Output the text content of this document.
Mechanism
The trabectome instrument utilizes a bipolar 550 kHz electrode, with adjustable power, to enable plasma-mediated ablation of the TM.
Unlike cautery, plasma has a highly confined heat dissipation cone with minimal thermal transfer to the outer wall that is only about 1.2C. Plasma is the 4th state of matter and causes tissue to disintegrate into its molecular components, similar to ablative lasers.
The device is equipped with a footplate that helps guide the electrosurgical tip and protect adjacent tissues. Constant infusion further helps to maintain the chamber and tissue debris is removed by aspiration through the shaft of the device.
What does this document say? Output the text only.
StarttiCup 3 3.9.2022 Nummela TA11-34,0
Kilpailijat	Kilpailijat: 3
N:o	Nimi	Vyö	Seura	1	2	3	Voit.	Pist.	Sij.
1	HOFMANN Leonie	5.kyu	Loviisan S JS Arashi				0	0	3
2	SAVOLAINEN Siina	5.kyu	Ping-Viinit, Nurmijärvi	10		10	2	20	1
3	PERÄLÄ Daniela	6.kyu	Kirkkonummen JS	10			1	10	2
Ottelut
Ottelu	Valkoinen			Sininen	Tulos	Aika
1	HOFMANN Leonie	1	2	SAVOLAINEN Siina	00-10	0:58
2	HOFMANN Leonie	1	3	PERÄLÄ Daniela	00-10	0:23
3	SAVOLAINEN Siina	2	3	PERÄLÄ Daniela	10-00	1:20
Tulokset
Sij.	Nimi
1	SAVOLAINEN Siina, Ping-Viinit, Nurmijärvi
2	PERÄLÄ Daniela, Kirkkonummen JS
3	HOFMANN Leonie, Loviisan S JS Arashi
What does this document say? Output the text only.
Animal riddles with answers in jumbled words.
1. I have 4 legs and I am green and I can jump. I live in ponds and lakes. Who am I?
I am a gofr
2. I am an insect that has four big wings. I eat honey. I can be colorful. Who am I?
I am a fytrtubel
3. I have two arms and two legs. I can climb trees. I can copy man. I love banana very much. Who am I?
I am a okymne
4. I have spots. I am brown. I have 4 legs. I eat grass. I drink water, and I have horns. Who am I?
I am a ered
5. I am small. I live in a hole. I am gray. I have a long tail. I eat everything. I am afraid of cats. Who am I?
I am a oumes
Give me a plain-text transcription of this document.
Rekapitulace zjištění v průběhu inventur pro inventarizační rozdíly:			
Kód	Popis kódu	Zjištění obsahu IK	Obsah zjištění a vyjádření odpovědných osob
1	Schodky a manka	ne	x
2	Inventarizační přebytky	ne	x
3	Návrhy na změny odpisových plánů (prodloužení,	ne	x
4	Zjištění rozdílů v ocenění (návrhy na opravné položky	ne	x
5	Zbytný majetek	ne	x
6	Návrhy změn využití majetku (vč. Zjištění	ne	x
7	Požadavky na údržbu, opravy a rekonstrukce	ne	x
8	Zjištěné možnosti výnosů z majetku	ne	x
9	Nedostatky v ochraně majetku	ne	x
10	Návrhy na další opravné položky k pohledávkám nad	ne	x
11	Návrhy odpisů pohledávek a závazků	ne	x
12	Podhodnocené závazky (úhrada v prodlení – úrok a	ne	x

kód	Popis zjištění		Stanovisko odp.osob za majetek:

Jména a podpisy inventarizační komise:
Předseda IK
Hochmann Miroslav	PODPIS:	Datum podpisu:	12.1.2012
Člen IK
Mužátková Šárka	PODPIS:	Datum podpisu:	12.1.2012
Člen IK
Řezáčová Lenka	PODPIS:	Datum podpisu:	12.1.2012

+++

● **What the task asks**
Write down all the entries again without a single difference.

● **Solution to this exercise**
Output the text content of this document.
Mechanism
The trabectome instrument utilizes a bipolar 550 kHz electrode, with adjustable power, to enable plasma-mediated ablation of the TM.
Unlike cautery, plasma has a highly confined heat dissipation cone with minimal thermal transfer to the outer wall that is only about 1.2C. Plasma is the 4th state of matter and causes tissue to disintegrate into its molecular components, similar to ablative lasers.
The device is equipped with a footplate that helps guide the electrosurgical tip and protect adjacent tissues. Constant infusion further helps to maintain the chamber and tissue debris is removed by aspiration through the shaft of the device.
What does this document say? Output the text only.
StarttiCup 3 3.9.2022 Nummela TA11-34,0
Kilpailijat	Kilpailijat: 3
N:o	Nimi	Vyö	Seura	1	2	3	Voit.	Pist.	Sij.
1	HOFMANN Leonie	5.kyu	Loviisan S JS Arashi				0	0	3
2	SAVOLAINEN Siina	5.kyu	Ping-Viinit, Nurmijärvi	10		10	2	20	1
3	PERÄLÄ Daniela	6.kyu	Kirkkonummen JS	10			1	10	2
Ottelut
Ottelu	Valkoinen			Sininen	Tulos	Aika
1	HOFMANN Leonie	1	2	SAVOLAINEN Siina	00-10	0:58
2	HOFMANN Leonie	1	3	PERÄLÄ Daniela	00-10	0:23
3	SAVOLAINEN Siina	2	3	PERÄLÄ Daniela	10-00	1:20
Tulokset
Sij.	Nimi
1	SAVOLAINEN Siina, Ping-Viinit, Nurmijärvi
2	PERÄLÄ Daniela, Kirkkonummen JS
3	HOFMANN Leonie, Loviisan S JS Arashi
What does this document say? Output the text only.
Animal riddles with answers in jumbled words.
1. I have 4 legs and I am green and I can jump. I live in ponds and lakes. Who am I?
I am a gofr
2. I am an insect that has four big wings. I eat honey. I can be colorful. Who am I?
I am a fytrtubel
3. I have two arms and two legs. I can climb trees. I can copy man. I love banana very much. Who am I?
I am a okymne
4. I have spots. I am brown. I have 4 legs. I eat grass. I drink water, and I have horns. Who am I?
I am a ered
5. I am small. I live in a hole. I am gray. I have a long tail. I eat everything. I am afraid of cats. Who am I?
I am a oumes
Give me a plain-text transcription of this document.
Rekapitulace zjištění v průběhu inventur pro inventarizační rozdíly:			
Kód	Popis kódu	Zjištění obsahu IK	Obsah zjištění a vyjádření odpovědných osob
1	Schodky a manka	ne	x
2	Inventarizační přebytky	ne	x
3	Návrhy na změny odpisových plánů (prodloužení,	ne	x
4	Zjištění rozdílů v ocenění (návrhy na opravné položky	ne	x
5	Zbytný majetek	ne	x
6	Návrhy změn využití majetku (vč. Zjištění	ne	x
7	Požadavky na údržbu, opravy a rekonstrukce	ne	x
8	Zjištěné možnosti výnosů z majetku	ne	x
9	Nedostatky v ochraně majetku	ne	x
10	Návrhy na další opravné položky k pohledávkám nad	ne	x
11	Návrhy odpisů pohledávek a závazků	ne	x
12	Podhodnocené závazky (úhrada v prodlení – úrok a	ne	x

kód	Popis zjištění		Stanovisko odp.osob za majetek:

Jména a podpisy inventarizační komise:
Předseda IK
Hochmann Miroslav	PODPIS:	Datum podpisu:	12.1.2012
Člen IK
Mužátková Šárka	PODPIS:	Datum podpisu:	12.1.2012
Člen IK
Řezáčová Lenka	PODPIS:	Datum podpisu:	12.1.2012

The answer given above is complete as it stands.